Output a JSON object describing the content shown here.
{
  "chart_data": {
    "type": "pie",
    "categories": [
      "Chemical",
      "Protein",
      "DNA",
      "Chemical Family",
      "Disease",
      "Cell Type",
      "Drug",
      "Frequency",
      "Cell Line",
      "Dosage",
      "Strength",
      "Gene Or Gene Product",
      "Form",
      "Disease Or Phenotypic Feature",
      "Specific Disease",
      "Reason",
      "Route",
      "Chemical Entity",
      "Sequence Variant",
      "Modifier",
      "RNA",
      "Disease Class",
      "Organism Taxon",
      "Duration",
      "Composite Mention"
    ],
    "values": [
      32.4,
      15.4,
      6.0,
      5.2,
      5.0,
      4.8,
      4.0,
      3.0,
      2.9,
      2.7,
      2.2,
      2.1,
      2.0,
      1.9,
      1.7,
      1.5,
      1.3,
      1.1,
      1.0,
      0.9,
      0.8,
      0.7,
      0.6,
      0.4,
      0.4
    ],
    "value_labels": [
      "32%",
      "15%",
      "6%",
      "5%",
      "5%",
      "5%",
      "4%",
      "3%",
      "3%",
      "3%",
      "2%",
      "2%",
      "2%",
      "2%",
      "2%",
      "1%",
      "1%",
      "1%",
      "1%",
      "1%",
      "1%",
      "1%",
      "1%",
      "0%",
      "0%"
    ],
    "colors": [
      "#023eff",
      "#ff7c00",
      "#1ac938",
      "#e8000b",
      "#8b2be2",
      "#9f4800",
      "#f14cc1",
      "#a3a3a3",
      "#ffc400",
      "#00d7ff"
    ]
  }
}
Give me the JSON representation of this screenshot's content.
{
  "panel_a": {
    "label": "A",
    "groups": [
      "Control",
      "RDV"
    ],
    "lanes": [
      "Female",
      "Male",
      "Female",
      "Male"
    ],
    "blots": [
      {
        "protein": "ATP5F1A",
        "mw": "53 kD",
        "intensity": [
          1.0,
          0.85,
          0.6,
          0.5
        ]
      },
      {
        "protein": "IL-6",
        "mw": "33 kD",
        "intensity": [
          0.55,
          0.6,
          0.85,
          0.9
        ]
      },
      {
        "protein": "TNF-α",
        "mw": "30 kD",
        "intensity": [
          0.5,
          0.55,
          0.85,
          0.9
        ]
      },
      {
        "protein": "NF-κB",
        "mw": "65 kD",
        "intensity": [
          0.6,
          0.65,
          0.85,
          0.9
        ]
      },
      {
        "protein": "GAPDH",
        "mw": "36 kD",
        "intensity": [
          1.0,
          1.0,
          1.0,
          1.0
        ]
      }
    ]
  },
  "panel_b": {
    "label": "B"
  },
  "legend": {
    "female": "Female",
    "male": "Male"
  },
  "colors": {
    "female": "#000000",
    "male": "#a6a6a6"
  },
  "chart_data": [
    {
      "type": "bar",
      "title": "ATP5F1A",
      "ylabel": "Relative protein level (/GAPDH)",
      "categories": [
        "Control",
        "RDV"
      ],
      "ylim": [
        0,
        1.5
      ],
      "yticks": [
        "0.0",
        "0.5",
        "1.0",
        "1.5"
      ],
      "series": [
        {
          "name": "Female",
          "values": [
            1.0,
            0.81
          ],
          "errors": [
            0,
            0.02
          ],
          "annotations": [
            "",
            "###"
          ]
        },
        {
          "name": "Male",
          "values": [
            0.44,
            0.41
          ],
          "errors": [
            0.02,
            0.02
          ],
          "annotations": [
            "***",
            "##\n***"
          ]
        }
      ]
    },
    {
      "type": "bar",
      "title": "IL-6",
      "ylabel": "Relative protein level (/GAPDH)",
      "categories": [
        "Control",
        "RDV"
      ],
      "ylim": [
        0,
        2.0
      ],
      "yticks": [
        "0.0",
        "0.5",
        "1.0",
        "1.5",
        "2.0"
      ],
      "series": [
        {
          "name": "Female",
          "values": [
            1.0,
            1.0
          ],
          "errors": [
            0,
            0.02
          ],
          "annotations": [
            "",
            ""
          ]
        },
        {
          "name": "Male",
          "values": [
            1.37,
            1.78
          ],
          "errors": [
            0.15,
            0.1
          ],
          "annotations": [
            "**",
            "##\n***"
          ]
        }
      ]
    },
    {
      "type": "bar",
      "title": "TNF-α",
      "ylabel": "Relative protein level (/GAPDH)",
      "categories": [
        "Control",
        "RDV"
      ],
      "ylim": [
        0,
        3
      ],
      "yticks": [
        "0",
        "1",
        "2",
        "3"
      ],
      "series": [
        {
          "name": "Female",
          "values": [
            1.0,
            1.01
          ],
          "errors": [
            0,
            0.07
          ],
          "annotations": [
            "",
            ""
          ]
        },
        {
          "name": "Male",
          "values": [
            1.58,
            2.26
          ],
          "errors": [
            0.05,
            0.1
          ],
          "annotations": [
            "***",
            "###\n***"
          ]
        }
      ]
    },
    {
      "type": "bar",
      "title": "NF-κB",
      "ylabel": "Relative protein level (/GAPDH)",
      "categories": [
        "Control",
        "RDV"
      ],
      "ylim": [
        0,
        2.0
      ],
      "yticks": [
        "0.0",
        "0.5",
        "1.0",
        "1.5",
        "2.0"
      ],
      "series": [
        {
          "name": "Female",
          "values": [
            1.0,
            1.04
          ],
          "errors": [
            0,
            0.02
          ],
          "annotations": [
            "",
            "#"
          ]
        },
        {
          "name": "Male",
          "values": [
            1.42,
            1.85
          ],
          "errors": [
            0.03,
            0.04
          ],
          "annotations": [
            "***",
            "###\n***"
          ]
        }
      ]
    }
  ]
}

Task to carry out: Every record needs to be written out again, exactly as it was given.

Expected output:
Output a JSON object describing the content shown here.
{
  "chart_data": {
    "type": "pie",
    "categories": [
      "Chemical",
      "Protein",
      "DNA",
      "Chemical Family",
      "Disease",
      "Cell Type",
      "Drug",
      "Frequency",
      "Cell Line",
      "Dosage",
      "Strength",
      "Gene Or Gene Product",
      "Form",
      "Disease Or Phenotypic Feature",
      "Specific Disease",
      "Reason",
      "Route",
      "Chemical Entity",
      "Sequence Variant",
      "Modifier",
      "RNA",
      "Disease Class",
      "Organism Taxon",
      "Duration",
      "Composite Mention"
    ],
    "values": [
      32.4,
      15.4,
      6.0,
      5.2,
      5.0,
      4.8,
      4.0,
      3.0,
      2.9,
      2.7,
      2.2,
      2.1,
      2.0,
      1.9,
      1.7,
      1.5,
      1.3,
      1.1,
      1.0,
      0.9,
      0.8,
      0.7,
      0.6,
      0.4,
      0.4
    ],
    "value_labels": [
      "32%",
      "15%",
      "6%",
      "5%",
      "5%",
      "5%",
      "4%",
      "3%",
      "3%",
      "3%",
      "2%",
      "2%",
      "2%",
      "2%",
      "2%",
      "1%",
      "1%",
      "1%",
      "1%",
      "1%",
      "1%",
      "1%",
      "1%",
      "0%",
      "0%"
    ],
    "colors": [
      "#023eff",
      "#ff7c00",
      "#1ac938",
      "#e8000b",
      "#8b2be2",
      "#9f4800",
      "#f14cc1",
      "#a3a3a3",
      "#ffc400",
      "#00d7ff"
    ]
  }
}
Give me the JSON representation of this screenshot's content.
{
  "panel_a": {
    "label": "A",
    "groups": [
      "Control",
      "RDV"
    ],
    "lanes": [
      "Female",
      "Male",
      "Female",
      "Male"
    ],
    "blots": [
      {
        "protein": "ATP5F1A",
        "mw": "53 kD",
        "intensity": [
          1.0,
          0.85,
          0.6,
          0.5
        ]
      },
      {
        "protein": "IL-6",
        "mw": "33 kD",
        "intensity": [
          0.55,
          0.6,
          0.85,
          0.9
        ]
      },
      {
        "protein": "TNF-α",
        "mw": "30 kD",
        "intensity": [
          0.5,
          0.55,
          0.85,
          0.9
        ]
      },
      {
        "protein": "NF-κB",
        "mw": "65 kD",
        "intensity": [
          0.6,
          0.65,
          0.85,
          0.9
        ]
      },
      {
        "protein": "GAPDH",
        "mw": "36 kD",
        "intensity": [
          1.0,
          1.0,
          1.0,
          1.0
        ]
      }
    ]
  },
  "panel_b": {
    "label": "B"
  },
  "legend": {
    "female": "Female",
    "male": "Male"
  },
  "colors": {
    "female": "#000000",
    "male": "#a6a6a6"
  },
  "chart_data": [
    {
      "type": "bar",
      "title": "ATP5F1A",
      "ylabel": "Relative protein level (/GAPDH)",
      "categories": [
        "Control",
        "RDV"
      ],
      "ylim": [
        0,
        1.5
      ],
      "yticks": [
        "0.0",
        "0.5",
        "1.0",
        "1.5"
      ],
      "series": [
        {
          "name": "Female",
          "values": [
            1.0,
            0.81
          ],
          "errors": [
            0,
            0.02
          ],
          "annotations": [
            "",
            "###"
          ]
        },
        {
          "name": "Male",
          "values": [
            0.44,
            0.41
          ],
          "errors": [
            0.02,
            0.02
          ],
          "annotations": [
            "***",
            "##\n***"
          ]
        }
      ]
    },
    {
      "type": "bar",
      "title": "IL-6",
      "ylabel": "Relative protein level (/GAPDH)",
      "categories": [
        "Control",
        "RDV"
      ],
      "ylim": [
        0,
        2.0
      ],
      "yticks": [
        "0.0",
        "0.5",
        "1.0",
        "1.5",
        "2.0"
      ],
      "series": [
        {
          "name": "Female",
          "values": [
            1.0,
            1.0
          ],
          "errors": [
            0,
            0.02
          ],
          "annotations": [
            "",
            ""
          ]
        },
        {
          "name": "Male",
          "values": [
            1.37,
            1.78
          ],
          "errors": [
            0.15,
            0.1
          ],
          "annotations": [
            "**",
            "##\n***"
          ]
        }
      ]
    },
    {
      "type": "bar",
      "title": "TNF-α",
      "ylabel": "Relative protein level (/GAPDH)",
      "categories": [
        "Control",
        "RDV"
      ],
      "ylim": [
        0,
        3
      ],
      "yticks": [
        "0",
        "1",
        "2",
        "3"
      ],
      "series": [
        {
          "name": "Female",
          "values": [
            1.0,
            1.01
          ],
          "errors": [
            0,
            0.07
          ],
          "annotations": [
            "",
            ""
          ]
        },
        {
          "name": "Male",
          "values": [
            1.58,
            2.26
          ],
          "errors": [
            0.05,
            0.1
          ],
          "annotations": [
            "***",
            "###\n***"
          ]
        }
      ]
    },
    {
      "type": "bar",
      "title": "NF-κB",
      "ylabel": "Relative protein level (/GAPDH)",
      "categories": [
        "Control",
        "RDV"
      ],
      "ylim": [
        0,
        2.0
      ],
      "yticks": [
        "0.0",
        "0.5",
        "1.0",
        "1.5",
        "2.0"
      ],
      "series": [
        {
          "name": "Female",
          "values": [
            1.0,
            1.04
          ],
          "errors": [
            0,
            0.02
          ],
          "annotations": [
            "",
            "#"
          ]
        },
        {
          "name": "Male",
          "values": [
            1.42,
            1.85
          ],
          "errors": [
            0.03,
            0.04
          ],
          "annotations": [
            "***",
            "###\n***"
          ]
        }
      ]
    }
  ]
}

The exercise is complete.